Count how many lines in the records below contain the string "chess", and reply with that number alone.
-- start --
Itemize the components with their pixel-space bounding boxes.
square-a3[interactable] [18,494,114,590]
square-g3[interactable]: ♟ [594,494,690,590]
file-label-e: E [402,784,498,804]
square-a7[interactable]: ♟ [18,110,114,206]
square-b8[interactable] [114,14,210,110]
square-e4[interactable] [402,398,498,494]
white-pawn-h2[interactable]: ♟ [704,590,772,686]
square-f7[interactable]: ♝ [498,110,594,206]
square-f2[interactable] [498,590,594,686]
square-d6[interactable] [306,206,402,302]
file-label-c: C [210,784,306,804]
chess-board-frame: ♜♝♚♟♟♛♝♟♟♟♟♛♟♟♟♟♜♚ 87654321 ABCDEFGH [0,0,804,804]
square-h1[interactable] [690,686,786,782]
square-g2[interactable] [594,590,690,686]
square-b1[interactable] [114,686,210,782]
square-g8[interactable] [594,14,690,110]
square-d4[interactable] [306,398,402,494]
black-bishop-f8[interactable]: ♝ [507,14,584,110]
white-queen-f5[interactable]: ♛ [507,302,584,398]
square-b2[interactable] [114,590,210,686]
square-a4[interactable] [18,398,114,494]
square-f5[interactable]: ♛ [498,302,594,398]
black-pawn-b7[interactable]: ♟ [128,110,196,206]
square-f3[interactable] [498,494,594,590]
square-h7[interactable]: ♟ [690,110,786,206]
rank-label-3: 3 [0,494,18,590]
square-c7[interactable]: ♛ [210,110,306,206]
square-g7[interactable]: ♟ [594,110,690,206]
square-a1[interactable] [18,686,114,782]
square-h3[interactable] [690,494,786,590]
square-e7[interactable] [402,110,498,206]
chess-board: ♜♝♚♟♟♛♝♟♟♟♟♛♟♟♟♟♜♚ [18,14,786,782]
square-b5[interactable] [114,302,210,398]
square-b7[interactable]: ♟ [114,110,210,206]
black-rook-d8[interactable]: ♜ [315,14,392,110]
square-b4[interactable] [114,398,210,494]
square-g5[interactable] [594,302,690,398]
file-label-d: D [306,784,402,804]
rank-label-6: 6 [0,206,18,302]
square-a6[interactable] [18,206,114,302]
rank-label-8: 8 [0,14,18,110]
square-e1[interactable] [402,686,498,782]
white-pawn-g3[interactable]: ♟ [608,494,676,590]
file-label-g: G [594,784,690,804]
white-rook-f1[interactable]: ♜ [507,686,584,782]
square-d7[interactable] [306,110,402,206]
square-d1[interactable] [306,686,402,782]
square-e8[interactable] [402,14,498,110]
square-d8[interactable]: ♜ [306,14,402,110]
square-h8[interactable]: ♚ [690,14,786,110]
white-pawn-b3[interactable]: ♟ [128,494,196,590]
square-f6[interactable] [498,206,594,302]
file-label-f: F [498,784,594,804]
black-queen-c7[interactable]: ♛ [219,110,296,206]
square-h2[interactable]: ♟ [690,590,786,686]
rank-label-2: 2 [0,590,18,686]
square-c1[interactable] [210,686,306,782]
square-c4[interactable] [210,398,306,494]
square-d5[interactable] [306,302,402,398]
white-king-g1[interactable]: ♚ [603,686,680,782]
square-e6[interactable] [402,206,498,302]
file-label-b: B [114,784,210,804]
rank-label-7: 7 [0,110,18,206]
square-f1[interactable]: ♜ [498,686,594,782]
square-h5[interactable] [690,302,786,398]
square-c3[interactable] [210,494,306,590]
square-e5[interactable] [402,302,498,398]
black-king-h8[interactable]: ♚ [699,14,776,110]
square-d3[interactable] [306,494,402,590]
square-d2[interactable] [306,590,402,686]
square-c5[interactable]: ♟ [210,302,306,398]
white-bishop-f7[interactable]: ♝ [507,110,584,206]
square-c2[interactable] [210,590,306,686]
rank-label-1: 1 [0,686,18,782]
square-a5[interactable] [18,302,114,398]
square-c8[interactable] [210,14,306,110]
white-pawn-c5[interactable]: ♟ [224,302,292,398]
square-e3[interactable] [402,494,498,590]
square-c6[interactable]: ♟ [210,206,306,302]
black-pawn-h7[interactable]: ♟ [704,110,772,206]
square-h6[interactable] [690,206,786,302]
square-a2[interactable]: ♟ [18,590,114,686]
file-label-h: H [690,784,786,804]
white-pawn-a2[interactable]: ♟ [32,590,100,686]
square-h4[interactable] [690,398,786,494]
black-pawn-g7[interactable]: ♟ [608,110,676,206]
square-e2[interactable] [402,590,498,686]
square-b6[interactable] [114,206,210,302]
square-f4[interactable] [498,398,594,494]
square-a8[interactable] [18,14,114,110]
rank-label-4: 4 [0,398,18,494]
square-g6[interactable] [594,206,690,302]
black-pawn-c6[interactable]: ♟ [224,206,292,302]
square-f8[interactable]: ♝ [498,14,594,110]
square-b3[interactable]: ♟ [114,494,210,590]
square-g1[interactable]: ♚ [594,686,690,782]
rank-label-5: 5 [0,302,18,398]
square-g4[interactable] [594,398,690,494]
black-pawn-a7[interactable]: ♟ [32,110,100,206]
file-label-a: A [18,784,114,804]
-- end --
→ **TASK OUTPUT**
2